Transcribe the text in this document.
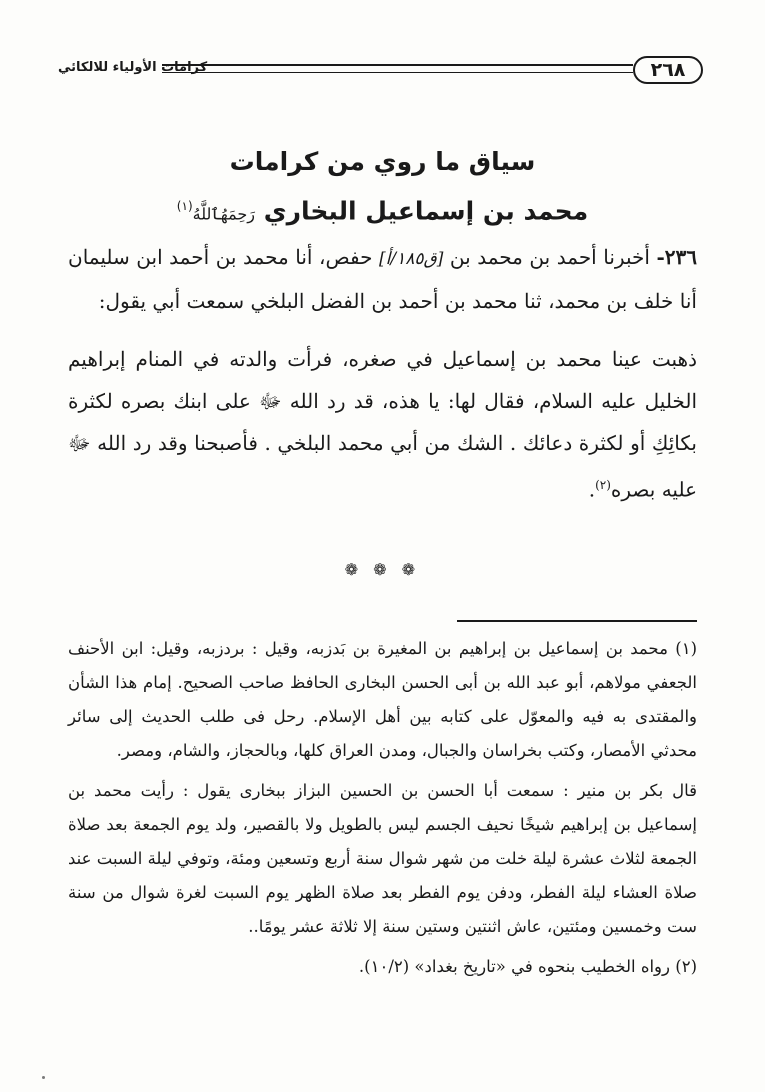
٢٦٨
كرامات الأولياء للالكائي
سياق ما روي من كرامات
محمد بن إسماعيل البخاري رَحِمَهُٱللَّهُ$^{(١)}$

٢٣٦- أخبرنا أحمد بن محمد بن [ق١٨٥/أ] حفص، أنا محمد بن أحمد ابن سليمان أنا خلف بن محمد، ثنا محمد بن أحمد بن الفضل البلخي سمعت أبي يقول:

ذهبت عينا محمد بن إسماعيل في صغره، فرأت والدته في المنام إبراهيم الخليل عليه السلام، فقال لها: يا هذه، قد رد الله ﷻ على ابنك بصره لكثرة بكائِكِ أو لكثرة دعائك . الشك من أبي محمد البلخي . فأصبحنا وقد رد الله ﷻ عليه بصره$^{(٢)}$.

❁ ❁ ❁

(١) محمد بن إسماعيل بن إبراهيم بن المغيرة بن بَدزبه، وقيل : بردزبه، وقيل: ابن الأحنف الجعفي مولاهم، أبو عبد الله بن أبى الحسن البخارى الحافظ صاحب الصحيح. إمام هذا الشأن والمقتدى به فيه والمعوّل على كتابه بين أهل الإسلام. رحل فى طلب الحديث إلى سائر محدثي الأمصار، وكتب بخراسان والجبال، ومدن العراق كلها، وبالحجاز، والشام، ومصر.

قال بكر بن منير : سمعت أبا الحسن بن الحسين البزاز ببخارى يقول : رأيت محمد بن إسماعيل بن إبراهيم شيخًا نحيف الجسم ليس بالطويل ولا بالقصير، ولد يوم الجمعة بعد صلاة الجمعة لثلاث عشرة ليلة خلت من شهر شوال سنة أربع وتسعين ومئة، وتوفي ليلة السبت عند صلاة العشاء ليلة الفطر، ودفن يوم الفطر بعد صلاة الظهر يوم السبت لغرة شوال من سنة ست وخمسين ومئتين، عاش اثنتين وستين سنة إلا ثلاثة عشر يومًا..

(٢) رواه الخطيب بنحوه في «تاريخ بغداد» (١٠/٢).
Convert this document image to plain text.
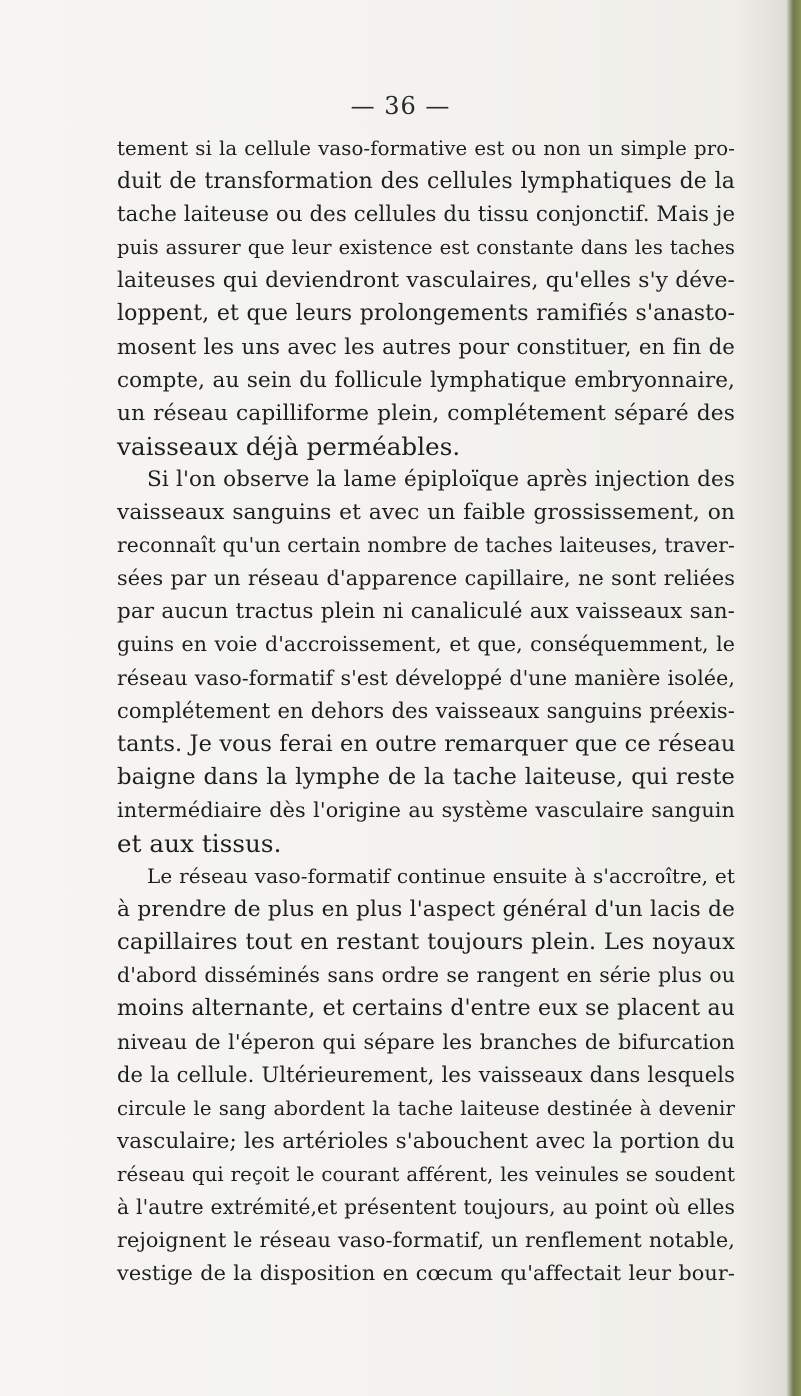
— 36 —
tement si la cellule vaso-formative est ou non un simple pro-
duit de transformation des cellules lymphatiques de la
tache laiteuse ou des cellules du tissu conjonctif. Mais je
puis assurer que leur existence est constante dans les taches
laiteuses qui deviendront vasculaires, qu'elles s'y déve-
loppent, et que leurs prolongements ramifiés s'anasto-
mosent les uns avec les autres pour constituer, en fin de
compte, au sein du follicule lymphatique embryonnaire,
un réseau capilliforme plein, complétement séparé des
vaisseaux déjà perméables.
Si l'on observe la lame épiploïque après injection des
vaisseaux sanguins et avec un faible grossissement, on
reconnaît qu'un certain nombre de taches laiteuses, traver-
sées par un réseau d'apparence capillaire, ne sont reliées
par aucun tractus plein ni canaliculé aux vaisseaux san-
guins en voie d'accroissement, et que, conséquemment, le
réseau vaso-formatif s'est développé d'une manière isolée,
complétement en dehors des vaisseaux sanguins préexis-
tants. Je vous ferai en outre remarquer que ce réseau
baigne dans la lymphe de la tache laiteuse, qui reste
intermédiaire dès l'origine au système vasculaire sanguin
et aux tissus.
Le réseau vaso-formatif continue ensuite à s'accroître, et
à prendre de plus en plus l'aspect général d'un lacis de
capillaires tout en restant toujours plein. Les noyaux
d'abord disséminés sans ordre se rangent en série plus ou
moins alternante, et certains d'entre eux se placent au
niveau de l'éperon qui sépare les branches de bifurcation
de la cellule. Ultérieurement, les vaisseaux dans lesquels
circule le sang abordent la tache laiteuse destinée à devenir
vasculaire; les artérioles s'abouchent avec la portion du
réseau qui reçoit le courant afférent, les veinules se soudent
à l'autre extrémité,et présentent toujours, au point où elles
rejoignent le réseau vaso-formatif, un renflement notable,
vestige de la disposition en cœcum qu'affectait leur bour-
=======
> _To do_
Pull out each line of the listing that holds the string "this".

> _Reply to the exercise_
Transcribe the text in this document.
Convert this document image to plain text.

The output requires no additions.